Stated problem: Pictures do not belong in the copy; transcribe everything else in the records exactly.
* BEGIN Data to use *
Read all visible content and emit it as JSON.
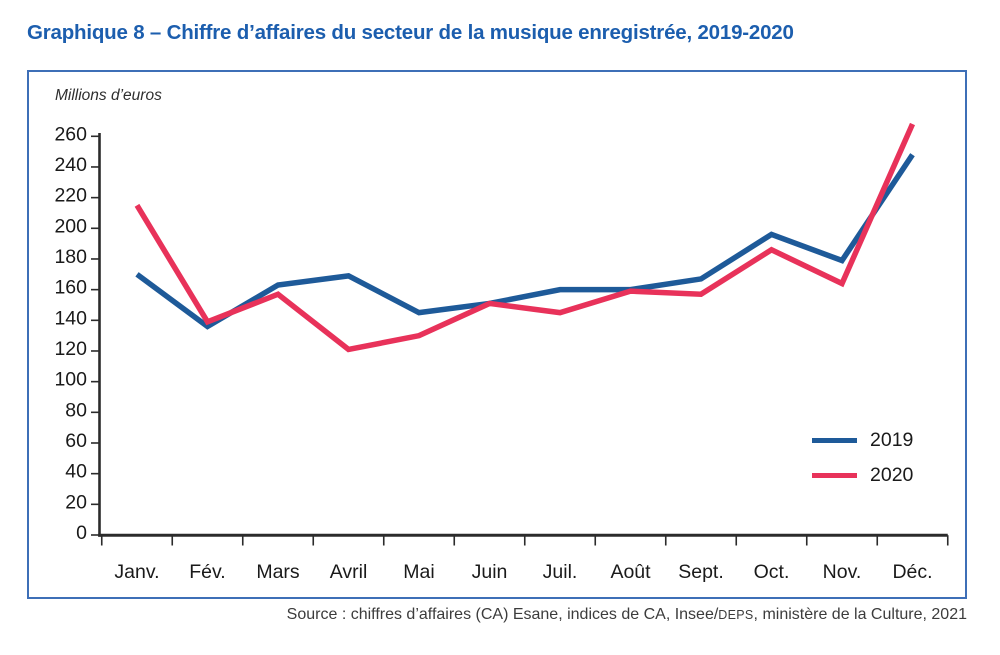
{
  "page": {
    "title": "Graphique 8 – Chiffre d’affaires du secteur de la musique enregistrée, 2019-2020",
    "source": {
      "prefix": "Source : chiffres d’affaires (CA) Esane, indices de CA, Insee/",
      "smallcaps": "DEPS",
      "suffix": ", ministère de la Culture, 2021"
    }
  },
  "colors": {
    "title_blue": "#1c5eae",
    "panel_border_blue": "#3e6fb7",
    "axis": "#2b2b2b",
    "tick_text": "#1a1a1a",
    "series_2019": "#1e5a99",
    "series_2020": "#e8325a"
  },
  "chart_data": {
    "type": "line",
    "title": "Graphique 8 – Chiffre d’affaires du secteur de la musique enregistrée, 2019-2020",
    "unit_label": "Millions d’euros",
    "xlabel": "",
    "ylabel": "Millions d’euros",
    "categories": [
      "Janv.",
      "Fév.",
      "Mars",
      "Avril",
      "Mai",
      "Juin",
      "Juil.",
      "Août",
      "Sept.",
      "Oct.",
      "Nov.",
      "Déc."
    ],
    "series": [
      {
        "name": "2019",
        "color": "#1e5a99",
        "values": [
          170,
          136,
          163,
          169,
          145,
          151,
          160,
          160,
          167,
          196,
          179,
          248
        ]
      },
      {
        "name": "2020",
        "color": "#e8325a",
        "values": [
          215,
          139,
          157,
          121,
          130,
          151,
          145,
          159,
          157,
          186,
          164,
          268
        ]
      }
    ],
    "ylim": [
      0,
      260
    ],
    "ytick_step": 20,
    "grid": false,
    "legend_position": "right-middle"
  }
}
* END Data to use *
Expected answer:
Read all visible content and emit it as JSON.
{
  "page": {
    "title": "Graphique 8 – Chiffre d’affaires du secteur de la musique enregistrée, 2019-2020",
    "source": {
      "prefix": "Source : chiffres d’affaires (CA) Esane, indices de CA, Insee/",
      "smallcaps": "DEPS",
      "suffix": ", ministère de la Culture, 2021"
    }
  },
  "colors": {
    "title_blue": "#1c5eae",
    "panel_border_blue": "#3e6fb7",
    "axis": "#2b2b2b",
    "tick_text": "#1a1a1a",
    "series_2019": "#1e5a99",
    "series_2020": "#e8325a"
  },
  "chart_data": {
    "type": "line",
    "title": "Graphique 8 – Chiffre d’affaires du secteur de la musique enregistrée, 2019-2020",
    "unit_label": "Millions d’euros",
    "xlabel": "",
    "ylabel": "Millions d’euros",
    "categories": [
      "Janv.",
      "Fév.",
      "Mars",
      "Avril",
      "Mai",
      "Juin",
      "Juil.",
      "Août",
      "Sept.",
      "Oct.",
      "Nov.",
      "Déc."
    ],
    "series": [
      {
        "name": "2019",
        "color": "#1e5a99",
        "values": [
          170,
          136,
          163,
          169,
          145,
          151,
          160,
          160,
          167,
          196,
          179,
          248
        ]
      },
      {
        "name": "2020",
        "color": "#e8325a",
        "values": [
          215,
          139,
          157,
          121,
          130,
          151,
          145,
          159,
          157,
          186,
          164,
          268
        ]
      }
    ],
    "ylim": [
      0,
      260
    ],
    "ytick_step": 20,
    "grid": false,
    "legend_position": "right-middle"
  }
}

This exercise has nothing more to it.